-- Brano --

<<<<

Quantificare il danno biologico: gli avvocati delle parti civili redigono atti, incrociano perizie mediche, allegano documentazioni di luminari del ramo. Si va da richieste da centomila euro a risarcimenti più consistenti, che sfiorano, o in talune circostanze – le più complicate dal punto di vista medico – valicano il milione di euro.
 
A chi chiedere i soldi? Al Comandante della nave Concordia – naufragata davanti all’Isola del Giglio nel febbraio del 2012, trainata lo scorso mese di luglio nel porto di Genova Voltri per essere demolita, dopo una spettacolare azione di recupero – Schettino, l’imputato principale, e alla compagnia di navigazione.
 
Ovvio, per ogni situazione, occorrerà visionare attentamente le cartelle cliniche, soppesando i pareri (mai come in questa situazione fondamentali) dei periti di parte. Poi, una volta ultimate tali attività, il Tribunale deciderà l’eventuale “quantum”, ovvero il risarcimento da erogare a ciascun ricorrente, ovviamente dopo aver provato (si spera) l’esistenza del danno biologico.
 
Il naufragio della nave Concordia (le udienze del processo per chiarire come è stato possibile un simile epilogo a pochi metri dalla costa del Giglio sono riprese in questi giorni) causò la morte di trentadue persone, tra passeggeri e membri dell’equipaggio. Una ferita ancora aperta perché – come in ogni evento di cronaca italiano – i misteri abbondano e non sono ancora stati completamente svelati. Chi sono coloro che chiedono un risarcimento al Comandante Schettino ed alla compagnia di navigazione? Sono alcuni tra i sopravvissuti (per fortuna tanti) del naufragio, gente che, da quella notte, colleziona stati d’ansia, depressione, crisi di panico o, peggio ancora, malattie conclamate.
 
C’è quello a cui restare in mezzo metro d’acqua, per più ore, in attesa dei soccorsi, ha causato una bronchite cronica. Quello che ha paura di prendere l’ascensore perché la Concordia, quando si inclinò paurosamente davanti al porto dell’Isola del Giglio, sorprese molte persone che si stavano spostando da un piano all’altro dell’enorme città-galleggiante.

>>>>

[Dati di segmentazione della pagina]

<<<<

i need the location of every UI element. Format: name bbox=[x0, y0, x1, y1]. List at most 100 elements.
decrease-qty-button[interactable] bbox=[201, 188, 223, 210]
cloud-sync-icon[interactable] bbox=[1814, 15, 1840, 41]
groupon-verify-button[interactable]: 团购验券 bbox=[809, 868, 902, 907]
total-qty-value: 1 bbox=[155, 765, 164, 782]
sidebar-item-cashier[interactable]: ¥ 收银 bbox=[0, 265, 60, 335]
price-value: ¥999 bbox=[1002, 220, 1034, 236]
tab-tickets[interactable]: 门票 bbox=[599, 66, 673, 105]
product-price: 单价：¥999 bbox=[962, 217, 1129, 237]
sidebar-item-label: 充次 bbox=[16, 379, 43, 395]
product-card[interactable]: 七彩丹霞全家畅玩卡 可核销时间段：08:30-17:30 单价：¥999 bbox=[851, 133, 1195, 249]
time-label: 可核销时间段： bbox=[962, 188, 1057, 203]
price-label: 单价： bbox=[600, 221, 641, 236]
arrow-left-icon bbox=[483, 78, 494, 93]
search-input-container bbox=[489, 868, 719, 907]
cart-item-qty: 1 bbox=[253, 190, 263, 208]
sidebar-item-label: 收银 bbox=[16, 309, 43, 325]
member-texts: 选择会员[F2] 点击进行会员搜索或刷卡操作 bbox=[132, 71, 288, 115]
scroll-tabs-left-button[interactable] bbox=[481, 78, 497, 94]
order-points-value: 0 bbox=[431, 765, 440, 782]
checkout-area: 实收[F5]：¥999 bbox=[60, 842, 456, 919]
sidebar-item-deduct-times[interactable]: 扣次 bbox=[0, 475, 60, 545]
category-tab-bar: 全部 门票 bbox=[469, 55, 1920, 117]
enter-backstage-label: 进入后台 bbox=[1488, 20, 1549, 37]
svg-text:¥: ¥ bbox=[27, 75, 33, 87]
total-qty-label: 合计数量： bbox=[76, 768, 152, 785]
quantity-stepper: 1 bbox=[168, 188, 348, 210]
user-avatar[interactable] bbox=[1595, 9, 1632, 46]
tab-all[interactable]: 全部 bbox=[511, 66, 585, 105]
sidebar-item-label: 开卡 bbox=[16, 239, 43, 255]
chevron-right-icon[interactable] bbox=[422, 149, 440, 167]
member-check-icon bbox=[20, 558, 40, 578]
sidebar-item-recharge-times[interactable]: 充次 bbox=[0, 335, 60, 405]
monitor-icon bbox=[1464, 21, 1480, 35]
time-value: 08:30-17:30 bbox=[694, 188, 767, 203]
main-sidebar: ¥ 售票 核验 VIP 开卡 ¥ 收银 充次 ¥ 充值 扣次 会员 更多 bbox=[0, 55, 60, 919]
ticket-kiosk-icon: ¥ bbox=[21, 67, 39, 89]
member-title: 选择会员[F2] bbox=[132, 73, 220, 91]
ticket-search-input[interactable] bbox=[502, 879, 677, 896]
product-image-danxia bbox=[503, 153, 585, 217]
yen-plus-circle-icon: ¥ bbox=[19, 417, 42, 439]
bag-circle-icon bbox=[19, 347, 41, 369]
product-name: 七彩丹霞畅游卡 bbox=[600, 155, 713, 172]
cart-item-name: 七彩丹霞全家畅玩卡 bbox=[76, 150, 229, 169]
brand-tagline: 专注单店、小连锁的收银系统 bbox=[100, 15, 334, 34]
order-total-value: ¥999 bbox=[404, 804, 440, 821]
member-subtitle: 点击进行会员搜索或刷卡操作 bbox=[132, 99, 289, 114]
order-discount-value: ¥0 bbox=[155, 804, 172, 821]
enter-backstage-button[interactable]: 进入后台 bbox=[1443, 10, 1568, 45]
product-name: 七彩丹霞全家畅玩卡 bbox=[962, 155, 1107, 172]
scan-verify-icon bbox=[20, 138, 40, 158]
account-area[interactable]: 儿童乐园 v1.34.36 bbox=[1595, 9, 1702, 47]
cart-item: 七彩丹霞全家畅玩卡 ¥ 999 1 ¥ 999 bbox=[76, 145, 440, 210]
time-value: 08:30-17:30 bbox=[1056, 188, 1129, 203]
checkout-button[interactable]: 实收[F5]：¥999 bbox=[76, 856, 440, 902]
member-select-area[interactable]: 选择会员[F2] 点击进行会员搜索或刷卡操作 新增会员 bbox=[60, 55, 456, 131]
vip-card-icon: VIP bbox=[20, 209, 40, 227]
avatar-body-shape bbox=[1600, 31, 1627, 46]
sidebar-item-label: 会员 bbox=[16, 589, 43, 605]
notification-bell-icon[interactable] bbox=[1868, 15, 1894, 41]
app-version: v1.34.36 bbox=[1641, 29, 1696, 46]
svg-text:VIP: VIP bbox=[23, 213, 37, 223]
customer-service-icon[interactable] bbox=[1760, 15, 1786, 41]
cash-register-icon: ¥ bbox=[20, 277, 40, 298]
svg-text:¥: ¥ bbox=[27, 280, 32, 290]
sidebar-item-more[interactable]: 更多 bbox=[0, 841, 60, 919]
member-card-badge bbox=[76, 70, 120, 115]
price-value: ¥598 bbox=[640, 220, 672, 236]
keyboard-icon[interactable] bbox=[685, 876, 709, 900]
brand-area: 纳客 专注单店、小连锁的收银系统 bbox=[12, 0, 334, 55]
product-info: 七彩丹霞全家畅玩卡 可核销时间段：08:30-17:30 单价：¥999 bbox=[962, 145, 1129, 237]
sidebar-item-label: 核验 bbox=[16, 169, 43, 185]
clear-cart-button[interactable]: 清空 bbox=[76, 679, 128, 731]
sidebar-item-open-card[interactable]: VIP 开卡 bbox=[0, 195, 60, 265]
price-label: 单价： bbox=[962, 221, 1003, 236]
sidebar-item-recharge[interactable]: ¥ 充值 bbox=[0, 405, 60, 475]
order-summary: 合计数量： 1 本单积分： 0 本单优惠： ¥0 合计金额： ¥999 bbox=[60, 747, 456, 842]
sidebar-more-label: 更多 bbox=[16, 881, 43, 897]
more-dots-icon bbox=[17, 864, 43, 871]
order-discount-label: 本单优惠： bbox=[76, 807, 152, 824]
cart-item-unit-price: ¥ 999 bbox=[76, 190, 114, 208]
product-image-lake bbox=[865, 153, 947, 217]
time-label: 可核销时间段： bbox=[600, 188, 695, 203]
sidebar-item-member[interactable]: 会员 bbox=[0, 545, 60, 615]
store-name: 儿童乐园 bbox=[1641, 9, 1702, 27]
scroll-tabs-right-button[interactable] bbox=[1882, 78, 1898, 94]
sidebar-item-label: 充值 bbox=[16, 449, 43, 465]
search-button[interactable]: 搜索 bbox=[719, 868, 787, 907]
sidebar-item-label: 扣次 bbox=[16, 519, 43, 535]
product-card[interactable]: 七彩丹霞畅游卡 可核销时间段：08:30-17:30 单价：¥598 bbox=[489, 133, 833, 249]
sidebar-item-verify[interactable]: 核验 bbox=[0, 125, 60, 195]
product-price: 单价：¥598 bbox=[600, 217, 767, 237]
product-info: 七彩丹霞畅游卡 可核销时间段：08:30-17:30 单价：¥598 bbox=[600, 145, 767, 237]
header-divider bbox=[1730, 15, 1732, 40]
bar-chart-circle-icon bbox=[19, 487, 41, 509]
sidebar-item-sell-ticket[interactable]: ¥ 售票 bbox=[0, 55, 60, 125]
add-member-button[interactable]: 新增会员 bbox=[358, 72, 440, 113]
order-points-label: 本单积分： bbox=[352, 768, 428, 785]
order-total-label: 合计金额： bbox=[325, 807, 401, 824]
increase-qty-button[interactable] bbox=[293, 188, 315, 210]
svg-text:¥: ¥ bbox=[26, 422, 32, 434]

>>>>

-- Consegna 1 --
Rispondi alle domande seguenti in base al brano sul naufragio della Concordia.
(a) Quante persone morirono nel naufragio?
(b) In quale porto fu trainata la nave per la demolizione?
(c) Quale malattia ha causato a un sopravvissuto restare per ore in mezzo metro d'acqua?
-- Consegna 2 --
Prosegui il brano sul naufragio della Concordia a partire dalla sua ultima frase.
Le righe riportate non hanno alcun legame con il brano.

-- Risultato 1 --
(a) Trentadue persone, tra passeggeri e membri dell'equipaggio.
(b) Nel porto di Genova Voltri.
(c) Una bronchite cronica.

-- Risultato 2 --
 
C’è chi, sulla Concordia, era già salito provato dai primi oltraggi del morbo di Parkinson e che, dopo quelle ore drammatiche, ha visto gradualmente peggiorare la propria cartella clinica. Ci sono uomini e donne che non riescono più a riposare la notte, rivedendo ad occhi spalancati, quella tragedia, con bambini risucchiati dall’acqua, ad esempio, e mai più ricomparsi. Crisi di panico, paure generalizzate. Anche per relazionarsi col mondo che ci circonda: qualcuno, davanti ad un crocchio di persone, accelera di proposito, nel timore che gli vengano poste domande su quella notte.
 
C’è chi lamenta problemi al cuore, retaggio di quelle ore drammatiche, la morte praticamente ad un soffio. Un’autentica manna per molti avvocati che, negli anni, si sono specializzati in quella branca del diritto che si chiama “danno biologico”: si preparano, costoro, a guadagnare ricche parcelle qualora il Tribunale riconoscesse la quantificazione del disagio patito dai loro assistiti.
 
Occorrerà, come in ogni aula di giustizia che si reputi tale, assicurare però l’equanimità nel risarcimento. “Ammalarsi” di Concordia per il resto della propria vita: è accaduto (o sta accadendo) questo a molti superstiti di quella notte di gennaio di quasi tre anni fa.